● **MATERIAL FOR THE TASK**:

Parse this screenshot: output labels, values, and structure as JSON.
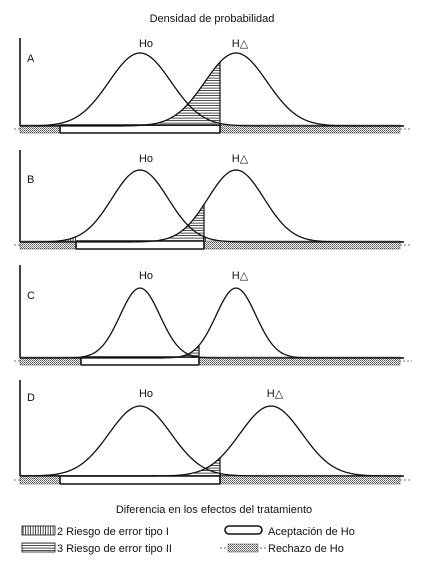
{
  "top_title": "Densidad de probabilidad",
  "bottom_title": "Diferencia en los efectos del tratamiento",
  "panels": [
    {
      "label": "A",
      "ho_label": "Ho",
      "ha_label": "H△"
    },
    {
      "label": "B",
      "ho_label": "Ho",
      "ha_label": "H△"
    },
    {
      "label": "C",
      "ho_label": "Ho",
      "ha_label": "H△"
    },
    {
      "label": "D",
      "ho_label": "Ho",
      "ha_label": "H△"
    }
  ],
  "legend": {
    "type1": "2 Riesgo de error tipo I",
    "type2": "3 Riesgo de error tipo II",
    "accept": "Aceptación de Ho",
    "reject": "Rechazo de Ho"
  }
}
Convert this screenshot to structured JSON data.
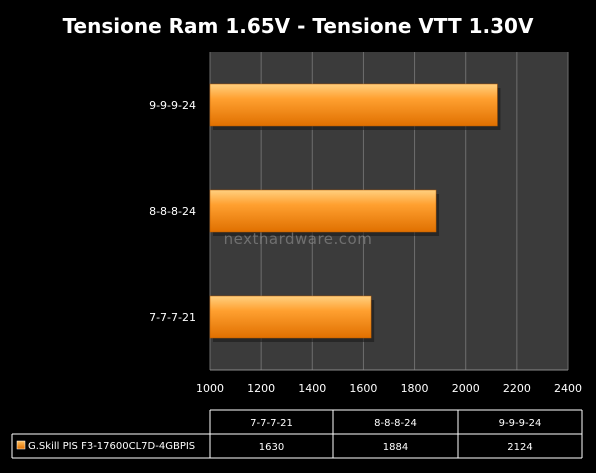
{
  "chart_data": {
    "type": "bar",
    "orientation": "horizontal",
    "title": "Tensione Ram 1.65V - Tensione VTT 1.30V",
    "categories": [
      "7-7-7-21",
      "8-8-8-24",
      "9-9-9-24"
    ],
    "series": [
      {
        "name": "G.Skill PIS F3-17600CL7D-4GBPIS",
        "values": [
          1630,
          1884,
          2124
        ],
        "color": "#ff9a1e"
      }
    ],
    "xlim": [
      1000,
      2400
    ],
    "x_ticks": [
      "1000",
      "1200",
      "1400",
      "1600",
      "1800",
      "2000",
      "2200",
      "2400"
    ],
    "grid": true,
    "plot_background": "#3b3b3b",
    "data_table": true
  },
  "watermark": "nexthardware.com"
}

● **SHORT PROBLEM**: Make an exact copy of the data, leaving its pictures out.

● **TASK SOLUTION**:
Parse this screenshot: output labels, values, and structure as JSON.
{
  "top_title": "Densidad de probabilidad",
  "bottom_title": "Diferencia en los efectos del tratamiento",
  "panels": [
    {
      "label": "A",
      "ho_label": "Ho",
      "ha_label": "H△"
    },
    {
      "label": "B",
      "ho_label": "Ho",
      "ha_label": "H△"
    },
    {
      "label": "C",
      "ho_label": "Ho",
      "ha_label": "H△"
    },
    {
      "label": "D",
      "ho_label": "Ho",
      "ha_label": "H△"
    }
  ],
  "legend": {
    "type1": "2 Riesgo de error tipo I",
    "type2": "3 Riesgo de error tipo II",
    "accept": "Aceptación de Ho",
    "reject": "Rechazo de Ho"
  }
}
Convert this screenshot to structured JSON data.
{
  "chart_data": {
    "type": "bar",
    "orientation": "horizontal",
    "title": "Tensione Ram 1.65V - Tensione VTT 1.30V",
    "categories": [
      "7-7-7-21",
      "8-8-8-24",
      "9-9-9-24"
    ],
    "series": [
      {
        "name": "G.Skill PIS F3-17600CL7D-4GBPIS",
        "values": [
          1630,
          1884,
          2124
        ],
        "color": "#ff9a1e"
      }
    ],
    "xlim": [
      1000,
      2400
    ],
    "x_ticks": [
      "1000",
      "1200",
      "1400",
      "1600",
      "1800",
      "2000",
      "2200",
      "2400"
    ],
    "grid": true,
    "plot_background": "#3b3b3b",
    "data_table": true
  },
  "watermark": "nexthardware.com"
}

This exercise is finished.